%%

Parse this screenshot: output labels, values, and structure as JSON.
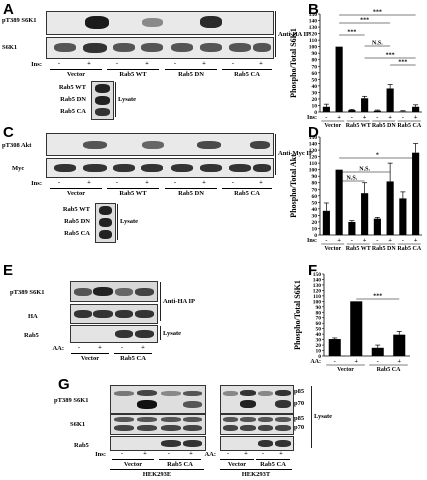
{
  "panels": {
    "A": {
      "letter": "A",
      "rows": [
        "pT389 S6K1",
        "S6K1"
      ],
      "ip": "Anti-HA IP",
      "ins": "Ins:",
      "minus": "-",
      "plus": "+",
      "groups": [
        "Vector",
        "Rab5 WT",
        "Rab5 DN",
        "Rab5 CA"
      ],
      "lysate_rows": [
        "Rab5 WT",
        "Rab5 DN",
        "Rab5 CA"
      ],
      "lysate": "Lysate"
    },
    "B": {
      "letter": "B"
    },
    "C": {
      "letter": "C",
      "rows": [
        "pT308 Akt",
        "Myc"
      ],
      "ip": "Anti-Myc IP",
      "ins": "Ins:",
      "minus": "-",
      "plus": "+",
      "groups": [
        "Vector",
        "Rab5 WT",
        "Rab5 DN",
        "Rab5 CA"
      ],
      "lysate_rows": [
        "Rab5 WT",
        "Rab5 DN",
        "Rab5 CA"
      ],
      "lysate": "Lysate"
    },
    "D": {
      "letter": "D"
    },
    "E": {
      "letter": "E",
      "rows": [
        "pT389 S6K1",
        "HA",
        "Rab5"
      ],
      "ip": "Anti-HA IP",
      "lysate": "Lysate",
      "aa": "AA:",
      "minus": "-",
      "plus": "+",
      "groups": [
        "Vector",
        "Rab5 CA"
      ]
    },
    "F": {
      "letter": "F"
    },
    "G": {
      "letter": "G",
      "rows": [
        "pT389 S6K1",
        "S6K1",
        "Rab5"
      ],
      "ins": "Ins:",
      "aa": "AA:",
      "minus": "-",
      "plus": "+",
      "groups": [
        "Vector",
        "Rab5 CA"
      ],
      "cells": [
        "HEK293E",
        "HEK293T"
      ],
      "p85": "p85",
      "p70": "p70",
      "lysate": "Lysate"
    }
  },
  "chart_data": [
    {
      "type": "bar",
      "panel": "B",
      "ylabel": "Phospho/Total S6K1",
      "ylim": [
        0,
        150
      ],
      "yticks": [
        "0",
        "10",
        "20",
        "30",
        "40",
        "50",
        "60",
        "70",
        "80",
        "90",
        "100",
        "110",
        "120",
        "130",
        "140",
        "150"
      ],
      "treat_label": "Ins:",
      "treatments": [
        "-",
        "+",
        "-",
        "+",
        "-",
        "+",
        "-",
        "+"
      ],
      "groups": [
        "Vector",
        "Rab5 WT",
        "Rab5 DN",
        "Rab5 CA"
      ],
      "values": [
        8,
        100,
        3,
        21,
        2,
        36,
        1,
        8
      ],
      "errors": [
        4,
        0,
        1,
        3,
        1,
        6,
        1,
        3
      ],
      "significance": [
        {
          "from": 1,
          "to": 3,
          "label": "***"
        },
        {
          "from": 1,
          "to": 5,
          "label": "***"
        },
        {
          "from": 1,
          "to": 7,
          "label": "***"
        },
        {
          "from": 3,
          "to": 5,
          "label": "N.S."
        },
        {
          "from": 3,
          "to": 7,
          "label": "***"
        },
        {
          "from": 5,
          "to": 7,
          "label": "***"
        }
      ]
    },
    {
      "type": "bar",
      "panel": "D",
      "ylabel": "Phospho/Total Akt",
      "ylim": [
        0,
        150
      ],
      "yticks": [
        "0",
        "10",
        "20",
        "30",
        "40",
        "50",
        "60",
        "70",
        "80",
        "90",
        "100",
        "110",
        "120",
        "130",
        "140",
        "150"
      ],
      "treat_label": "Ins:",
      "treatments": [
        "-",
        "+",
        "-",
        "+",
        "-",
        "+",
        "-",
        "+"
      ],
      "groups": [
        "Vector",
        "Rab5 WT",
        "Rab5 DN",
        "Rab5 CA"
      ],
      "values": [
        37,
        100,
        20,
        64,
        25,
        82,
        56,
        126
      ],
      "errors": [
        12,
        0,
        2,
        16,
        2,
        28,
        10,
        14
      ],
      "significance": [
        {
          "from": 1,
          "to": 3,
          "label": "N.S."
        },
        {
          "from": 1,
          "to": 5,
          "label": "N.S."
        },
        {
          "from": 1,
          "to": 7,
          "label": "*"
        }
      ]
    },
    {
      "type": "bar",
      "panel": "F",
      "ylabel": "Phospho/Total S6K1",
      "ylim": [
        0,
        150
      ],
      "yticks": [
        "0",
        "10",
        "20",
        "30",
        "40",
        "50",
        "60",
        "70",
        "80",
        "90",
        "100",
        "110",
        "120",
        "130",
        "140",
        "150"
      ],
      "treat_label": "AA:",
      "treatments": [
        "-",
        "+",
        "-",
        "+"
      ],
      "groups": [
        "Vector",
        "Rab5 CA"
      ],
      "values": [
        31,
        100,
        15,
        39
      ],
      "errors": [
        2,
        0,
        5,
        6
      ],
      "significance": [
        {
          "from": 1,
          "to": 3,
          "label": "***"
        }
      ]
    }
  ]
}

%%

Your goal.
Set down the material above as is, without any pictures.

Solution.
Parse this screenshot: output labels, values, and structure as JSON.
{
  "panels": {
    "A": {
      "letter": "A",
      "rows": [
        "pT389 S6K1",
        "S6K1"
      ],
      "ip": "Anti-HA IP",
      "ins": "Ins:",
      "minus": "-",
      "plus": "+",
      "groups": [
        "Vector",
        "Rab5 WT",
        "Rab5 DN",
        "Rab5 CA"
      ],
      "lysate_rows": [
        "Rab5 WT",
        "Rab5 DN",
        "Rab5 CA"
      ],
      "lysate": "Lysate"
    },
    "B": {
      "letter": "B"
    },
    "C": {
      "letter": "C",
      "rows": [
        "pT308 Akt",
        "Myc"
      ],
      "ip": "Anti-Myc IP",
      "ins": "Ins:",
      "minus": "-",
      "plus": "+",
      "groups": [
        "Vector",
        "Rab5 WT",
        "Rab5 DN",
        "Rab5 CA"
      ],
      "lysate_rows": [
        "Rab5 WT",
        "Rab5 DN",
        "Rab5 CA"
      ],
      "lysate": "Lysate"
    },
    "D": {
      "letter": "D"
    },
    "E": {
      "letter": "E",
      "rows": [
        "pT389 S6K1",
        "HA",
        "Rab5"
      ],
      "ip": "Anti-HA IP",
      "lysate": "Lysate",
      "aa": "AA:",
      "minus": "-",
      "plus": "+",
      "groups": [
        "Vector",
        "Rab5 CA"
      ]
    },
    "F": {
      "letter": "F"
    },
    "G": {
      "letter": "G",
      "rows": [
        "pT389 S6K1",
        "S6K1",
        "Rab5"
      ],
      "ins": "Ins:",
      "aa": "AA:",
      "minus": "-",
      "plus": "+",
      "groups": [
        "Vector",
        "Rab5 CA"
      ],
      "cells": [
        "HEK293E",
        "HEK293T"
      ],
      "p85": "p85",
      "p70": "p70",
      "lysate": "Lysate"
    }
  },
  "chart_data": [
    {
      "type": "bar",
      "panel": "B",
      "ylabel": "Phospho/Total S6K1",
      "ylim": [
        0,
        150
      ],
      "yticks": [
        "0",
        "10",
        "20",
        "30",
        "40",
        "50",
        "60",
        "70",
        "80",
        "90",
        "100",
        "110",
        "120",
        "130",
        "140",
        "150"
      ],
      "treat_label": "Ins:",
      "treatments": [
        "-",
        "+",
        "-",
        "+",
        "-",
        "+",
        "-",
        "+"
      ],
      "groups": [
        "Vector",
        "Rab5 WT",
        "Rab5 DN",
        "Rab5 CA"
      ],
      "values": [
        8,
        100,
        3,
        21,
        2,
        36,
        1,
        8
      ],
      "errors": [
        4,
        0,
        1,
        3,
        1,
        6,
        1,
        3
      ],
      "significance": [
        {
          "from": 1,
          "to": 3,
          "label": "***"
        },
        {
          "from": 1,
          "to": 5,
          "label": "***"
        },
        {
          "from": 1,
          "to": 7,
          "label": "***"
        },
        {
          "from": 3,
          "to": 5,
          "label": "N.S."
        },
        {
          "from": 3,
          "to": 7,
          "label": "***"
        },
        {
          "from": 5,
          "to": 7,
          "label": "***"
        }
      ]
    },
    {
      "type": "bar",
      "panel": "D",
      "ylabel": "Phospho/Total Akt",
      "ylim": [
        0,
        150
      ],
      "yticks": [
        "0",
        "10",
        "20",
        "30",
        "40",
        "50",
        "60",
        "70",
        "80",
        "90",
        "100",
        "110",
        "120",
        "130",
        "140",
        "150"
      ],
      "treat_label": "Ins:",
      "treatments": [
        "-",
        "+",
        "-",
        "+",
        "-",
        "+",
        "-",
        "+"
      ],
      "groups": [
        "Vector",
        "Rab5 WT",
        "Rab5 DN",
        "Rab5 CA"
      ],
      "values": [
        37,
        100,
        20,
        64,
        25,
        82,
        56,
        126
      ],
      "errors": [
        12,
        0,
        2,
        16,
        2,
        28,
        10,
        14
      ],
      "significance": [
        {
          "from": 1,
          "to": 3,
          "label": "N.S."
        },
        {
          "from": 1,
          "to": 5,
          "label": "N.S."
        },
        {
          "from": 1,
          "to": 7,
          "label": "*"
        }
      ]
    },
    {
      "type": "bar",
      "panel": "F",
      "ylabel": "Phospho/Total S6K1",
      "ylim": [
        0,
        150
      ],
      "yticks": [
        "0",
        "10",
        "20",
        "30",
        "40",
        "50",
        "60",
        "70",
        "80",
        "90",
        "100",
        "110",
        "120",
        "130",
        "140",
        "150"
      ],
      "treat_label": "AA:",
      "treatments": [
        "-",
        "+",
        "-",
        "+"
      ],
      "groups": [
        "Vector",
        "Rab5 CA"
      ],
      "values": [
        31,
        100,
        15,
        39
      ],
      "errors": [
        2,
        0,
        5,
        6
      ],
      "significance": [
        {
          "from": 1,
          "to": 3,
          "label": "***"
        }
      ]
    }
  ]
}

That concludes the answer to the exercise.